What you have to do ▸ Would you write out the entries below, every one of them, exactly?

:: Records for this task ::

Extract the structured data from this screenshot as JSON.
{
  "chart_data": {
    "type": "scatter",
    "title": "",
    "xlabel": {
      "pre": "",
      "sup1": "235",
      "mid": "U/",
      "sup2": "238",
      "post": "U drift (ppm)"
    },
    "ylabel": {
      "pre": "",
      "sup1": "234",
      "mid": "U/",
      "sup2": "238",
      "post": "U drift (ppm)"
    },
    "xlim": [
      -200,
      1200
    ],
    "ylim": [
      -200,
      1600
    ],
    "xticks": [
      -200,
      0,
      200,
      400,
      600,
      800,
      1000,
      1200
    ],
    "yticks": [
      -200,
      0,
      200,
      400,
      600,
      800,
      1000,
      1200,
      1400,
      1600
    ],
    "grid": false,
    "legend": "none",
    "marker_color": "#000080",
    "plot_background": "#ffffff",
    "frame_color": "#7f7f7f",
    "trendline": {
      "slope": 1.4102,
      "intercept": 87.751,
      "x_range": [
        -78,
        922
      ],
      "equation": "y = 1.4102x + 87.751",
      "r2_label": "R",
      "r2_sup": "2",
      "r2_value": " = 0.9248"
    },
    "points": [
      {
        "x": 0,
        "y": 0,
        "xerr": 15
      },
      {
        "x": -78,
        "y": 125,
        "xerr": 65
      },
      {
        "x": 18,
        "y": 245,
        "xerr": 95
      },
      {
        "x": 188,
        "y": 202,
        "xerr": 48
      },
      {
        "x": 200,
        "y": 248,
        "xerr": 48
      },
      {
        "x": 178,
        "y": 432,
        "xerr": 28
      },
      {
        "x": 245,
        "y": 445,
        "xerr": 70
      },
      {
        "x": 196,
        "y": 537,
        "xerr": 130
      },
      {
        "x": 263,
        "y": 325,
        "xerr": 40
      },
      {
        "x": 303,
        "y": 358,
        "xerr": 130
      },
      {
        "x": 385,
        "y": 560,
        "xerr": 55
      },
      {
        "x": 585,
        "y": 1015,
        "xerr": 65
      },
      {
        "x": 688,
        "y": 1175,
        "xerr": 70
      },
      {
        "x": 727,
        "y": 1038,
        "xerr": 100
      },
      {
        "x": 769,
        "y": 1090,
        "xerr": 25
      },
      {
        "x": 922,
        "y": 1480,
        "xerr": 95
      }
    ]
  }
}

:::

Answer in full ▸
Extract the structured data from this screenshot as JSON.
{
  "chart_data": {
    "type": "scatter",
    "title": "",
    "xlabel": {
      "pre": "",
      "sup1": "235",
      "mid": "U/",
      "sup2": "238",
      "post": "U drift (ppm)"
    },
    "ylabel": {
      "pre": "",
      "sup1": "234",
      "mid": "U/",
      "sup2": "238",
      "post": "U drift (ppm)"
    },
    "xlim": [
      -200,
      1200
    ],
    "ylim": [
      -200,
      1600
    ],
    "xticks": [
      -200,
      0,
      200,
      400,
      600,
      800,
      1000,
      1200
    ],
    "yticks": [
      -200,
      0,
      200,
      400,
      600,
      800,
      1000,
      1200,
      1400,
      1600
    ],
    "grid": false,
    "legend": "none",
    "marker_color": "#000080",
    "plot_background": "#ffffff",
    "frame_color": "#7f7f7f",
    "trendline": {
      "slope": 1.4102,
      "intercept": 87.751,
      "x_range": [
        -78,
        922
      ],
      "equation": "y = 1.4102x + 87.751",
      "r2_label": "R",
      "r2_sup": "2",
      "r2_value": " = 0.9248"
    },
    "points": [
      {
        "x": 0,
        "y": 0,
        "xerr": 15
      },
      {
        "x": -78,
        "y": 125,
        "xerr": 65
      },
      {
        "x": 18,
        "y": 245,
        "xerr": 95
      },
      {
        "x": 188,
        "y": 202,
        "xerr": 48
      },
      {
        "x": 200,
        "y": 248,
        "xerr": 48
      },
      {
        "x": 178,
        "y": 432,
        "xerr": 28
      },
      {
        "x": 245,
        "y": 445,
        "xerr": 70
      },
      {
        "x": 196,
        "y": 537,
        "xerr": 130
      },
      {
        "x": 263,
        "y": 325,
        "xerr": 40
      },
      {
        "x": 303,
        "y": 358,
        "xerr": 130
      },
      {
        "x": 385,
        "y": 560,
        "xerr": 55
      },
      {
        "x": 585,
        "y": 1015,
        "xerr": 65
      },
      {
        "x": 688,
        "y": 1175,
        "xerr": 70
      },
      {
        "x": 727,
        "y": 1038,
        "xerr": 100
      },
      {
        "x": 769,
        "y": 1090,
        "xerr": 25
      },
      {
        "x": 922,
        "y": 1480,
        "xerr": 95
      }
    ]
  }
}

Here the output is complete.